Posted By: emccallum
Date Posted: March-26-2017 at 10:34pm
I had the Protec EFI on my 95. There was a reason they only used it for one year! Some of the replacement parts are NLA. I had trouble with my EFI not starting and scrapped the system and went with the carb and electronic ignition. Pretty pricey to swap over, but it has been bullet proof for many years. I think I sold my whole EFI set up to another CCFAN for a few bucks. He was trying to keep his running. I vote for leaving the carb and the hull EFI decal!.

Also, if your low oil light on the dash is not working it is b/c the retro kit did not allow for it. There is a way to make it work, and I can check mine to tell you how to wire it. It lights up when the key is turned to on. Goes off after starting.

http://www.skidim.com/CARB-RETRO-KIT-TBI-PRO-TEC/productinfo/RF052019-03/" rel="nofollow - carb retrofit

http://www.skidim.com/PROTEC-RETRO-KIT-PCM-FORD/productinfo/RK107025A/" rel="nofollow - ignition



Posted By: 91nautique
Date Posted: March-27-2017 at 10:40am
The glass materials number is about right, when I say 20 hours,it was about that number but over a two week period. I had access to all the right tools/equipment/advice and materials,and have done a lot of glass work on other boats.

Unfortunately I did not document the repair very well,the damage was virtually identical to Mike's boat.

The repair started with grinding out the rudder port area but I ended up grinding all the way to the shaft log chasing down the fractures and cracks and up the sides of the stringers and up the transom past the exhaust outlet.

I did not turn the boat over.

It started with a new rudder port,shaft,strut and coupler, the area the strut bolted to was severely compromised but had not shifted,so I left that area as it was (temporarily) and used it to align the rudder port area using the new shaft and temp bolting the strut to the damaged area.

=-=-=-=-=

--- Exercise 1 ---
In the forum posts, what did emccallum switch to after scrapping the EFI system?

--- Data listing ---
=-=-=-=-=

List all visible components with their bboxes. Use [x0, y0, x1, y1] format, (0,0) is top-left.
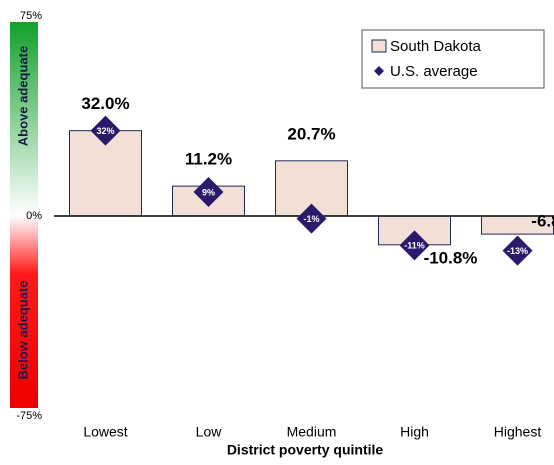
- below-zone: [10, 216, 38, 408]
- legend-label: South Dakota: [390, 38, 482, 55]
- marker-label: 9%: [202, 187, 215, 197]
- diamond-marker: [502, 235, 533, 266]
- zone-label: Below adequate: [15, 281, 30, 380]
- diamond-marker: [296, 203, 327, 234]
- x-tick-label: Low: [196, 424, 223, 440]
- diamond-marker: [90, 115, 121, 146]
- data-label: -10.8%: [424, 248, 478, 267]
- legend-swatch: [371, 39, 387, 53]
- y-tick-label: 75%: [20, 10, 42, 22]
- legend-swatch: [374, 66, 384, 76]
- diamond-marker: [399, 230, 430, 261]
- marker-label: -11%: [404, 241, 425, 251]
- marker-label: 32%: [96, 126, 114, 136]
- data-label: -6.8%: [531, 212, 554, 231]
- data-label: 20.7%: [287, 124, 335, 143]
- x-tick-label: Lowest: [83, 424, 127, 440]
- legend-label: U.S. average: [390, 63, 478, 80]
- marker-label: -1%: [303, 214, 319, 224]
- diamond-marker: [193, 177, 224, 207]
- x-tick-label: High: [400, 424, 429, 440]
- above-zone: [10, 22, 38, 216]
- y-tick-label: 0%: [26, 210, 42, 222]
- x-tick-label: Medium: [287, 424, 337, 440]
- marker-label: -13%: [507, 246, 528, 256]
- x-axis-title: District poverty quintile: [227, 442, 384, 458]
- data-label: 11.2%: [185, 150, 232, 169]
- y-tick-label: -75%: [16, 410, 42, 422]
- zone-label: Above adequate: [15, 46, 30, 146]
- data-label: 32.0%: [81, 94, 129, 113]
- legend: [361, 29, 545, 89]
- x-tick-label: Highest: [494, 424, 542, 440]
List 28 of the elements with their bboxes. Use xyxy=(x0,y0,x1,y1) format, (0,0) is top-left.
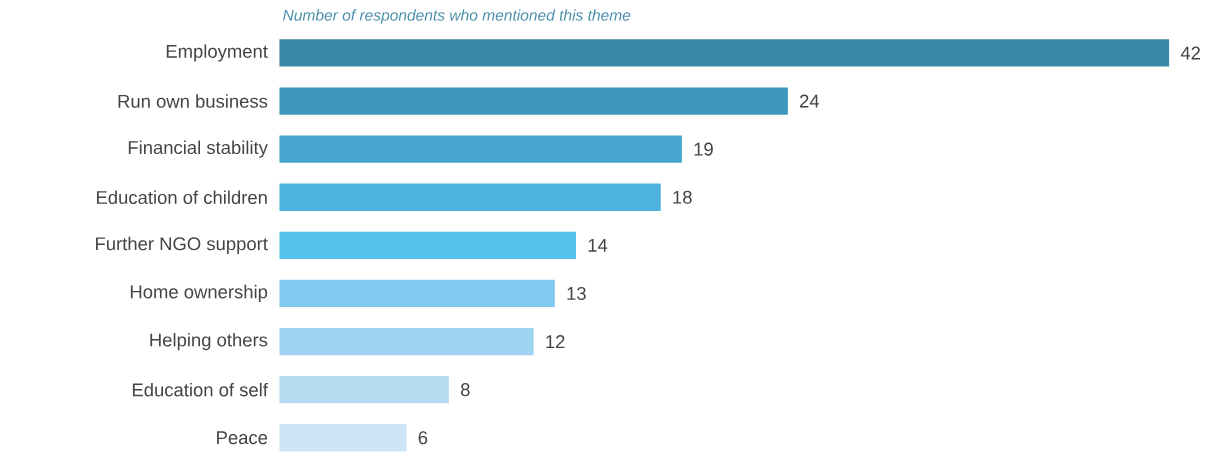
data-label: 42 xyxy=(1180,46,1200,60)
data-label: 18 xyxy=(673,190,692,204)
bar xyxy=(279,376,449,404)
y-tick-label: Education of self xyxy=(132,383,268,397)
bar xyxy=(279,87,788,115)
bar xyxy=(279,135,682,163)
y-tick-label: Financial stability xyxy=(128,140,268,158)
data-label: 19 xyxy=(694,142,713,156)
bar xyxy=(279,424,407,452)
y-tick-label: Education of children xyxy=(97,190,267,205)
bar xyxy=(279,280,555,308)
bar xyxy=(279,39,1170,67)
y-tick-label: Run own business xyxy=(118,94,268,109)
chart-title: Number of respondents who mentioned this theme xyxy=(283,9,631,25)
data-label: 12 xyxy=(546,335,565,349)
data-label: 13 xyxy=(567,287,586,301)
bar xyxy=(279,328,534,356)
y-tick-label: Home ownership xyxy=(130,285,268,303)
data-label: 14 xyxy=(588,239,608,252)
data-label: 24 xyxy=(800,94,820,108)
y-tick-label: Helping others xyxy=(150,333,268,351)
bar xyxy=(279,183,661,212)
data-label: 8 xyxy=(460,383,470,397)
y-tick-label: Peace xyxy=(217,431,268,445)
bar xyxy=(279,231,576,260)
data-label: 6 xyxy=(418,431,428,445)
y-tick-label: Employment xyxy=(166,44,268,62)
y-tick-label: Further NGO support xyxy=(96,236,268,255)
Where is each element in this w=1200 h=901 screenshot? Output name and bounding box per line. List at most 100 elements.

=-=-=-=-=

--- Exercise 2 ---
Copy the rows verbatim from the line with "data-label: 42 xyxy=(1180,46,1200,60)" to the line with "y-tick-label: Further NGO", including both of those lines.

--- Correct answer 1 ---
The carb and electronic ignition.

--- Correct answer 2 ---
data-label: 42 xyxy=(1180,46,1200,60)
data-label: 18 xyxy=(673,190,692,204)
bar xyxy=(279,376,449,404)
y-tick-label: Education of self xyxy=(132,383,268,397)
bar xyxy=(279,87,788,115)
bar xyxy=(279,135,682,163)
y-tick-label: Financial stability xyxy=(128,140,268,158)
data-label: 19 xyxy=(694,142,713,156)
bar xyxy=(279,424,407,452)
y-tick-label: Education of children xyxy=(97,190,267,205)
bar xyxy=(279,280,555,308)
bar xyxy=(279,39,1170,67)
y-tick-label: Run own business xyxy=(118,94,268,109)
chart-title: Number of respondents who mentioned this theme xyxy=(283,9,631,25)
data-label: 12 xyxy=(546,335,565,349)
data-label: 13 xyxy=(567,287,586,301)
bar xyxy=(279,328,534,356)
y-tick-label: Home ownership xyxy=(130,285,268,303)
data-label: 14 xyxy=(588,239,608,252)
data-label: 24 xyxy=(800,94,820,108)
y-tick-label: Helping others xyxy=(150,333,268,351)
bar xyxy=(279,183,661,212)
data-label: 8 xyxy=(460,383,470,397)
y-tick-label: Peace xyxy=(217,431,268,445)
bar xyxy=(279,231,576,260)
data-label: 6 xyxy=(418,431,428,445)
y-tick-label: Employment xyxy=(166,44,268,62)
y-tick-label: Further NGO support xyxy=(96,236,268,255)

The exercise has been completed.